Recorded data:
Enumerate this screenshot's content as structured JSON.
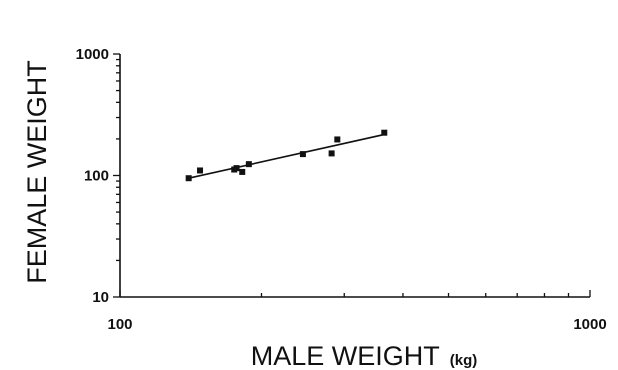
{
  "chart_data": {
    "type": "scatter",
    "title": "",
    "xlabel": "MALE WEIGHT",
    "xlabel_unit": "(kg)",
    "ylabel": "FEMALE WEIGHT",
    "xscale": "log",
    "yscale": "log",
    "xlim": [
      100,
      1000
    ],
    "ylim": [
      10,
      1000
    ],
    "x_tick_labels": [
      "100",
      "1000"
    ],
    "y_tick_labels": [
      "10",
      "100",
      "1000"
    ],
    "grid": false,
    "legend": "none",
    "points": [
      {
        "x": 140,
        "y": 95
      },
      {
        "x": 148,
        "y": 110
      },
      {
        "x": 175,
        "y": 112
      },
      {
        "x": 177,
        "y": 115
      },
      {
        "x": 182,
        "y": 107
      },
      {
        "x": 188,
        "y": 124
      },
      {
        "x": 245,
        "y": 150
      },
      {
        "x": 282,
        "y": 152
      },
      {
        "x": 290,
        "y": 198
      },
      {
        "x": 365,
        "y": 225
      }
    ],
    "fit_line": {
      "x": [
        140,
        362
      ],
      "y": [
        95,
        216
      ]
    }
  }
}
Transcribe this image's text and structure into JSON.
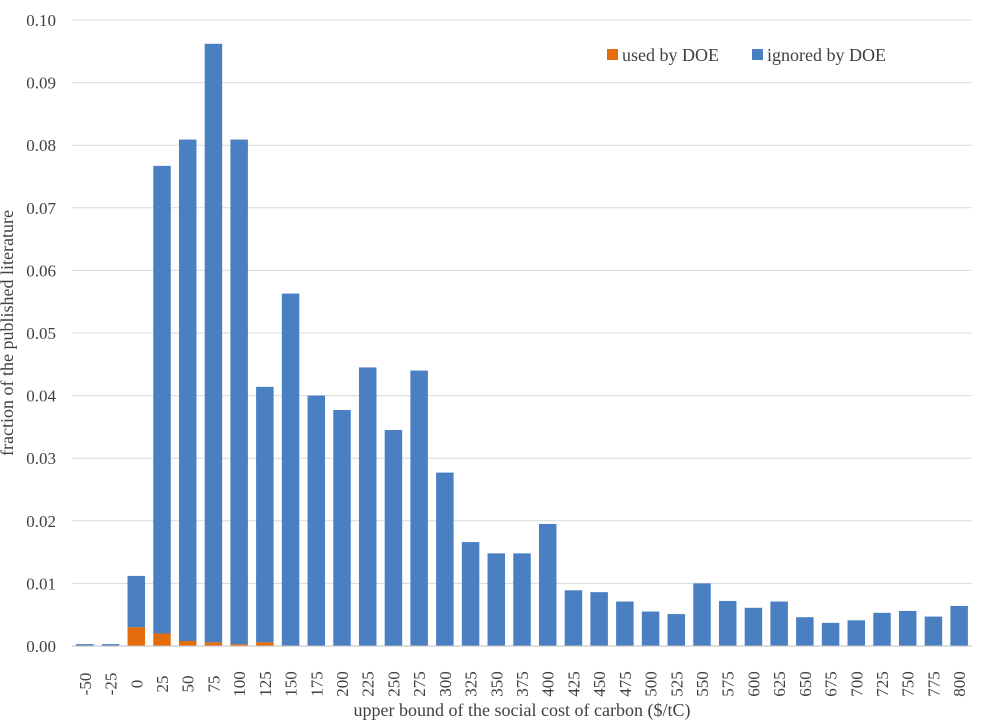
{
  "chart_data": {
    "type": "bar",
    "stacked": true,
    "title": "",
    "xlabel": "upper bound of the social cost of carbon ($/tC)",
    "ylabel": "fraction of the published literature",
    "ylim": [
      0,
      0.1
    ],
    "yticks": [
      "0.00",
      "0.01",
      "0.02",
      "0.03",
      "0.04",
      "0.05",
      "0.06",
      "0.07",
      "0.08",
      "0.09",
      "0.10"
    ],
    "grid": true,
    "legend_position": "top-right",
    "categories": [
      "-50",
      "-25",
      "0",
      "25",
      "50",
      "75",
      "100",
      "125",
      "150",
      "175",
      "200",
      "225",
      "250",
      "275",
      "300",
      "325",
      "350",
      "375",
      "400",
      "425",
      "450",
      "475",
      "500",
      "525",
      "550",
      "575",
      "600",
      "625",
      "650",
      "675",
      "700",
      "725",
      "750",
      "775",
      "800"
    ],
    "series": [
      {
        "name": "used by DOE",
        "color": "#e46c0a",
        "values": [
          0,
          0,
          0.003,
          0.002,
          0.0008,
          0.0006,
          0.0003,
          0.0006,
          0,
          0,
          0,
          0,
          0,
          0,
          0,
          0,
          0,
          0,
          0,
          0,
          0,
          0,
          0,
          0,
          0,
          0,
          0,
          0,
          0,
          0,
          0,
          0,
          0,
          0,
          0
        ]
      },
      {
        "name": "ignored by DOE",
        "color": "#4a7fc1",
        "values": [
          0.0003,
          0.0003,
          0.0082,
          0.0747,
          0.0801,
          0.0956,
          0.0806,
          0.0408,
          0.0563,
          0.04,
          0.0377,
          0.0445,
          0.0345,
          0.044,
          0.0277,
          0.0166,
          0.0148,
          0.0148,
          0.0195,
          0.0089,
          0.0086,
          0.0071,
          0.0055,
          0.0051,
          0.01,
          0.0072,
          0.0061,
          0.0071,
          0.0046,
          0.0037,
          0.0041,
          0.0053,
          0.0056,
          0.0047,
          0.0064
        ]
      }
    ]
  }
}
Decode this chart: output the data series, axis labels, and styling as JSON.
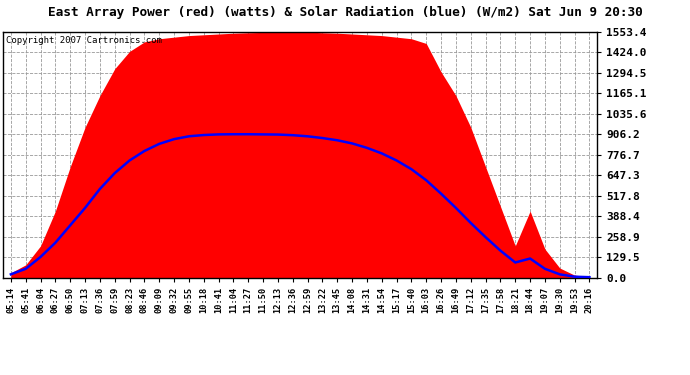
{
  "title": "East Array Power (red) (watts) & Solar Radiation (blue) (W/m2) Sat Jun 9 20:30",
  "copyright": "Copyright 2007 Cartronics.com",
  "x_labels": [
    "05:14",
    "05:41",
    "06:04",
    "06:27",
    "06:50",
    "07:13",
    "07:36",
    "07:59",
    "08:23",
    "08:46",
    "09:09",
    "09:32",
    "09:55",
    "10:18",
    "10:41",
    "11:04",
    "11:27",
    "11:50",
    "12:13",
    "12:36",
    "12:59",
    "13:22",
    "13:45",
    "14:08",
    "14:31",
    "14:54",
    "15:17",
    "15:40",
    "16:03",
    "16:26",
    "16:49",
    "17:12",
    "17:35",
    "17:58",
    "18:21",
    "18:44",
    "19:07",
    "19:30",
    "19:53",
    "20:16"
  ],
  "ymax": 1553.4,
  "yticks": [
    0.0,
    129.5,
    258.9,
    388.4,
    517.8,
    647.3,
    776.7,
    906.2,
    1035.6,
    1165.1,
    1294.5,
    1424.0,
    1553.4
  ],
  "background_color": "#ffffff",
  "fill_color": "#ff0000",
  "line_color": "#0000ff",
  "grid_color": "#999999",
  "power_values": [
    30,
    80,
    200,
    420,
    700,
    950,
    1150,
    1320,
    1430,
    1490,
    1510,
    1520,
    1530,
    1535,
    1540,
    1545,
    1548,
    1550,
    1552,
    1553,
    1552,
    1548,
    1545,
    1540,
    1535,
    1530,
    1520,
    1510,
    1480,
    1300,
    1150,
    950,
    700,
    450,
    200,
    420,
    180,
    60,
    15,
    5
  ],
  "solar_values": [
    20,
    55,
    130,
    220,
    330,
    440,
    560,
    660,
    740,
    800,
    845,
    875,
    893,
    901,
    905,
    906,
    906,
    905,
    904,
    900,
    893,
    882,
    868,
    848,
    820,
    785,
    740,
    685,
    615,
    530,
    440,
    345,
    255,
    170,
    95,
    120,
    55,
    20,
    5,
    2
  ]
}
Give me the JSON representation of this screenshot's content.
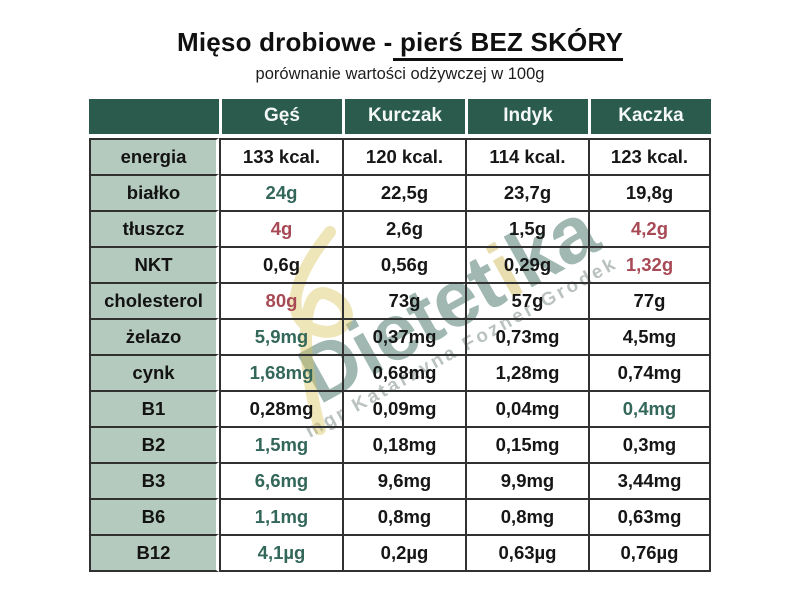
{
  "page": {
    "title_prefix": "Mięso drobiowe -",
    "title_underlined": " pierś BEZ SKÓRY",
    "subtitle": "porównanie wartości odżywczej w 100g"
  },
  "watermark": {
    "brand_part1": "Dietet",
    "brand_accent": "i",
    "brand_part2": "ka",
    "author": "mgr Katarzyna Fozner-Grodek"
  },
  "colors": {
    "header_bg": "#2a5b4d",
    "label_bg": "#b4cabe",
    "accent_green": "#33675a",
    "accent_red": "#a84a55",
    "border": "#313131",
    "watermark_teal": "#2f6355",
    "watermark_yellow": "#d8c25a"
  },
  "chart_data": {
    "type": "table",
    "title": "Mięso drobiowe - pierś BEZ SKÓRY",
    "subtitle": "porównanie wartości odżywczej w 100g",
    "columns": [
      "Gęś",
      "Kurczak",
      "Indyk",
      "Kaczka"
    ],
    "rows": [
      {
        "label": "energia",
        "values": [
          {
            "text": "133 kcal."
          },
          {
            "text": "120 kcal."
          },
          {
            "text": "114 kcal."
          },
          {
            "text": "123 kcal."
          }
        ]
      },
      {
        "label": "białko",
        "values": [
          {
            "text": "24g",
            "color": "green"
          },
          {
            "text": "22,5g"
          },
          {
            "text": "23,7g"
          },
          {
            "text": "19,8g"
          }
        ]
      },
      {
        "label": "tłuszcz",
        "values": [
          {
            "text": "4g",
            "color": "red"
          },
          {
            "text": "2,6g"
          },
          {
            "text": "1,5g"
          },
          {
            "text": "4,2g",
            "color": "red"
          }
        ]
      },
      {
        "label": "NKT",
        "values": [
          {
            "text": "0,6g"
          },
          {
            "text": "0,56g"
          },
          {
            "text": "0,29g"
          },
          {
            "text": "1,32g",
            "color": "red"
          }
        ]
      },
      {
        "label": "cholesterol",
        "values": [
          {
            "text": "80g",
            "color": "red"
          },
          {
            "text": "73g"
          },
          {
            "text": "57g"
          },
          {
            "text": "77g"
          }
        ]
      },
      {
        "label": "żelazo",
        "values": [
          {
            "text": "5,9mg",
            "color": "green"
          },
          {
            "text": "0,37mg"
          },
          {
            "text": "0,73mg"
          },
          {
            "text": "4,5mg"
          }
        ]
      },
      {
        "label": "cynk",
        "values": [
          {
            "text": "1,68mg",
            "color": "green"
          },
          {
            "text": "0,68mg"
          },
          {
            "text": "1,28mg"
          },
          {
            "text": "0,74mg"
          }
        ]
      },
      {
        "label": "B1",
        "values": [
          {
            "text": "0,28mg"
          },
          {
            "text": "0,09mg"
          },
          {
            "text": "0,04mg"
          },
          {
            "text": "0,4mg",
            "color": "green"
          }
        ]
      },
      {
        "label": "B2",
        "values": [
          {
            "text": "1,5mg",
            "color": "green"
          },
          {
            "text": "0,18mg"
          },
          {
            "text": "0,15mg"
          },
          {
            "text": "0,3mg"
          }
        ]
      },
      {
        "label": "B3",
        "values": [
          {
            "text": "6,6mg",
            "color": "green"
          },
          {
            "text": "9,6mg"
          },
          {
            "text": "9,9mg"
          },
          {
            "text": "3,44mg"
          }
        ]
      },
      {
        "label": "B6",
        "values": [
          {
            "text": "1,1mg",
            "color": "green"
          },
          {
            "text": "0,8mg"
          },
          {
            "text": "0,8mg"
          },
          {
            "text": "0,63mg"
          }
        ]
      },
      {
        "label": "B12",
        "values": [
          {
            "text": "4,1µg",
            "color": "green"
          },
          {
            "text": "0,2µg"
          },
          {
            "text": "0,63µg"
          },
          {
            "text": "0,76µg"
          }
        ]
      }
    ]
  }
}
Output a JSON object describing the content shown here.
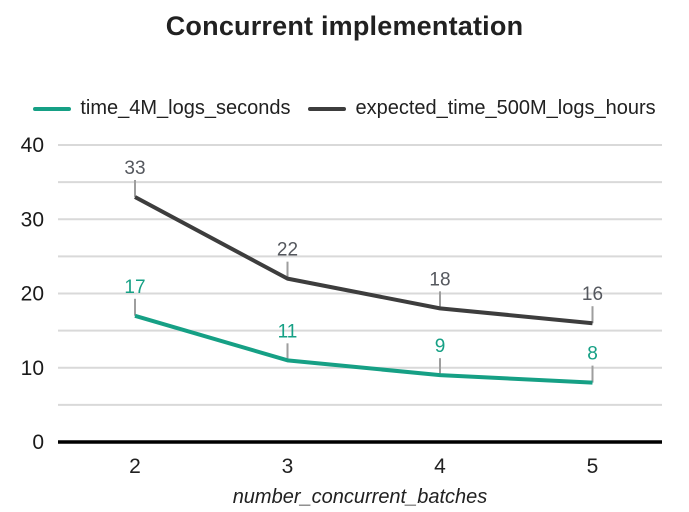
{
  "chart_data": {
    "type": "line",
    "title": "Concurrent implementation",
    "xlabel": "number_concurrent_batches",
    "ylabel": "",
    "categories": [
      2,
      3,
      4,
      5
    ],
    "series": [
      {
        "name": "time_4M_logs_seconds",
        "values": [
          17,
          11,
          9,
          8
        ],
        "color": "#16a085",
        "label_color": "#16a085"
      },
      {
        "name": "expected_time_500M_logs_hours",
        "values": [
          33,
          22,
          18,
          16
        ],
        "color": "#3d3d3d",
        "label_color": "#55585e"
      }
    ],
    "ylim": [
      0,
      40
    ],
    "ytick_labels": [
      0,
      10,
      20,
      30,
      40
    ],
    "grid_interval": 5,
    "grid": true,
    "data_labels": true,
    "legend_position": "top",
    "style": {
      "background": "#ffffff",
      "grid_color": "#d9d9d9",
      "axis_color": "#000000",
      "leader_color": "#9e9e9e",
      "tick_label_color": "#1a1a1a",
      "x_tick_label_color": "#212121"
    }
  }
}
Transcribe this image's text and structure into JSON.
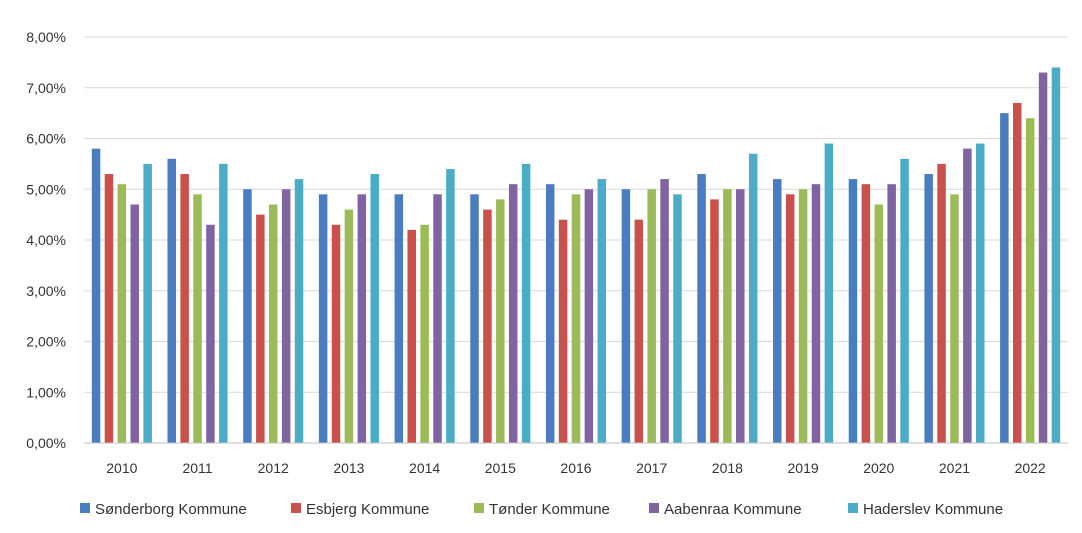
{
  "chart_data": {
    "type": "bar",
    "title": "",
    "xlabel": "",
    "ylabel": "",
    "categories": [
      "2010",
      "2011",
      "2012",
      "2013",
      "2014",
      "2015",
      "2016",
      "2017",
      "2018",
      "2019",
      "2020",
      "2021",
      "2022"
    ],
    "ylim": [
      0,
      8
    ],
    "ytick_values": [
      0,
      1,
      2,
      3,
      4,
      5,
      6,
      7,
      8
    ],
    "ytick_labels": [
      "0,00%",
      "1,00%",
      "2,00%",
      "3,00%",
      "4,00%",
      "5,00%",
      "6,00%",
      "7,00%",
      "8,00%"
    ],
    "grid": true,
    "legend_position": "bottom",
    "series": [
      {
        "name": "Sønderborg Kommune",
        "color": "#4a7cc0",
        "values": [
          5.8,
          5.6,
          5.0,
          4.9,
          4.9,
          4.9,
          5.1,
          5.0,
          5.3,
          5.2,
          5.2,
          5.3,
          6.5
        ]
      },
      {
        "name": "Esbjerg Kommune",
        "color": "#c9504b",
        "values": [
          5.3,
          5.3,
          4.5,
          4.3,
          4.2,
          4.6,
          4.4,
          4.4,
          4.8,
          4.9,
          5.1,
          5.5,
          6.7
        ]
      },
      {
        "name": "Tønder Kommune",
        "color": "#9bbb59",
        "values": [
          5.1,
          4.9,
          4.7,
          4.6,
          4.3,
          4.8,
          4.9,
          5.0,
          5.0,
          5.0,
          4.7,
          4.9,
          6.4
        ]
      },
      {
        "name": "Aabenraa Kommune",
        "color": "#8064a2",
        "values": [
          4.7,
          4.3,
          5.0,
          4.9,
          4.9,
          5.1,
          5.0,
          5.2,
          5.0,
          5.1,
          5.1,
          5.8,
          7.3
        ]
      },
      {
        "name": "Haderslev Kommune",
        "color": "#4bacc6",
        "values": [
          5.5,
          5.5,
          5.2,
          5.3,
          5.4,
          5.5,
          5.2,
          4.9,
          5.7,
          5.9,
          5.6,
          5.9,
          7.4
        ]
      }
    ]
  }
}
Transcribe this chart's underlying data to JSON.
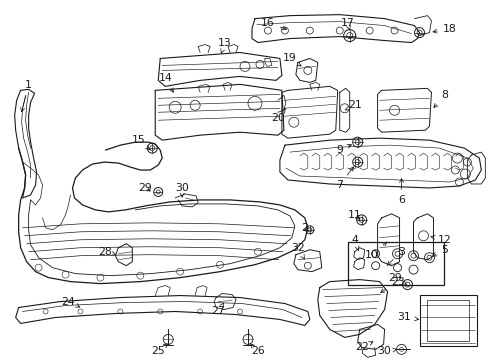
{
  "bg_color": "#ffffff",
  "line_color": "#1a1a1a",
  "fig_width": 4.89,
  "fig_height": 3.6,
  "dpi": 100
}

> _Exercise aim_
Copy each line from the data above that includes "SKÓRY".

> _Exercise answer_
    "title_underlined": " pierś BEZ SKÓRY",
    "title": "Mięso drobiowe - pierś BEZ SKÓRY",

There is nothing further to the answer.